_SHORT PROBLEM_:
Write out all of the records precisely. Skip anything that is a picture.
━━━ RECORDS FOR THE TASK
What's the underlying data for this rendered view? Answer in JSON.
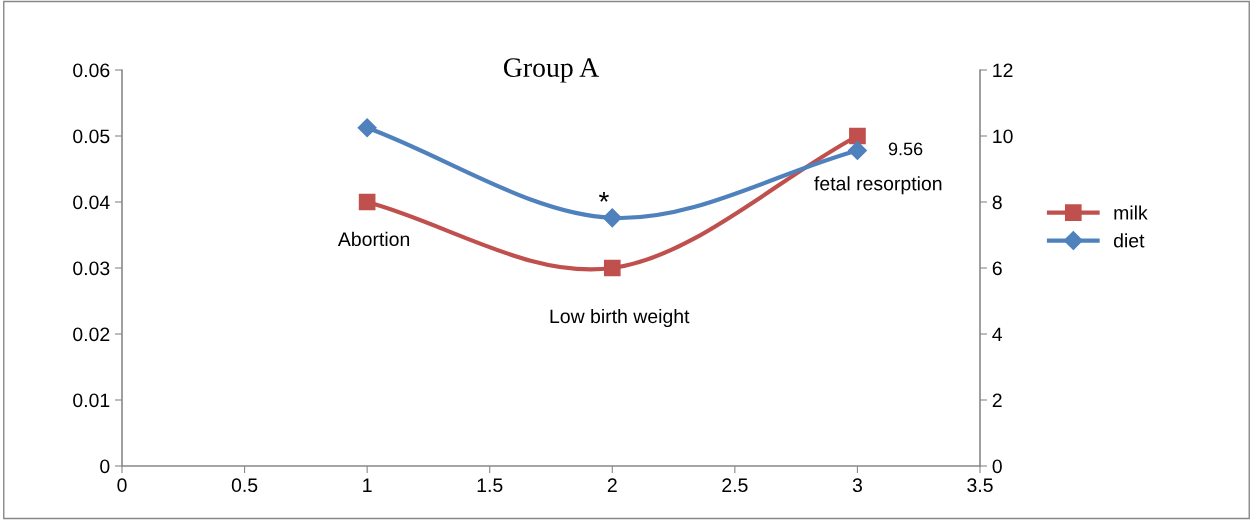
{
  "chart_data": {
    "type": "line",
    "title": "Group A",
    "x": [
      1,
      2,
      3
    ],
    "series": [
      {
        "name": "milk",
        "color": "#c0504d",
        "values": [
          0.04,
          0.03,
          0.05
        ],
        "marker": "square"
      },
      {
        "name": "diet",
        "color": "#4f81bd",
        "values": [
          10.25,
          7.52,
          9.56
        ],
        "axis": "y2",
        "marker": "diamond",
        "value_labels": [
          null,
          null,
          "9.56"
        ]
      }
    ],
    "xlim": [
      0,
      3.5
    ],
    "xticks": [
      0,
      0.5,
      1,
      1.5,
      2,
      2.5,
      3,
      3.5
    ],
    "ylim": [
      0,
      0.06
    ],
    "yticks": [
      0,
      0.01,
      0.02,
      0.03,
      0.04,
      0.05,
      0.06
    ],
    "y2lim": [
      0,
      12
    ],
    "y2ticks": [
      0,
      2,
      4,
      6,
      8,
      10,
      12
    ],
    "annotations": [
      {
        "text": "Abortion",
        "x": 1,
        "y": 0.04
      },
      {
        "text": "*",
        "x": 2,
        "y": 0.0376
      },
      {
        "text": "Low birth weight",
        "x": 2,
        "y": 0.03
      },
      {
        "text": "fetal resorption",
        "x": 3,
        "y": 0.0478
      }
    ],
    "grid": false,
    "legend": "right",
    "line_style": "solid"
  }
}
━━━━━━
_COMPLETED EXERCISE_:
What's the underlying data for this rendered view? Answer in JSON.
{
  "chart_data": {
    "type": "line",
    "title": "Group A",
    "x": [
      1,
      2,
      3
    ],
    "series": [
      {
        "name": "milk",
        "color": "#c0504d",
        "values": [
          0.04,
          0.03,
          0.05
        ],
        "marker": "square"
      },
      {
        "name": "diet",
        "color": "#4f81bd",
        "values": [
          10.25,
          7.52,
          9.56
        ],
        "axis": "y2",
        "marker": "diamond",
        "value_labels": [
          null,
          null,
          "9.56"
        ]
      }
    ],
    "xlim": [
      0,
      3.5
    ],
    "xticks": [
      0,
      0.5,
      1,
      1.5,
      2,
      2.5,
      3,
      3.5
    ],
    "ylim": [
      0,
      0.06
    ],
    "yticks": [
      0,
      0.01,
      0.02,
      0.03,
      0.04,
      0.05,
      0.06
    ],
    "y2lim": [
      0,
      12
    ],
    "y2ticks": [
      0,
      2,
      4,
      6,
      8,
      10,
      12
    ],
    "annotations": [
      {
        "text": "Abortion",
        "x": 1,
        "y": 0.04
      },
      {
        "text": "*",
        "x": 2,
        "y": 0.0376
      },
      {
        "text": "Low birth weight",
        "x": 2,
        "y": 0.03
      },
      {
        "text": "fetal resorption",
        "x": 3,
        "y": 0.0478
      }
    ],
    "grid": false,
    "legend": "right",
    "line_style": "solid"
  }
}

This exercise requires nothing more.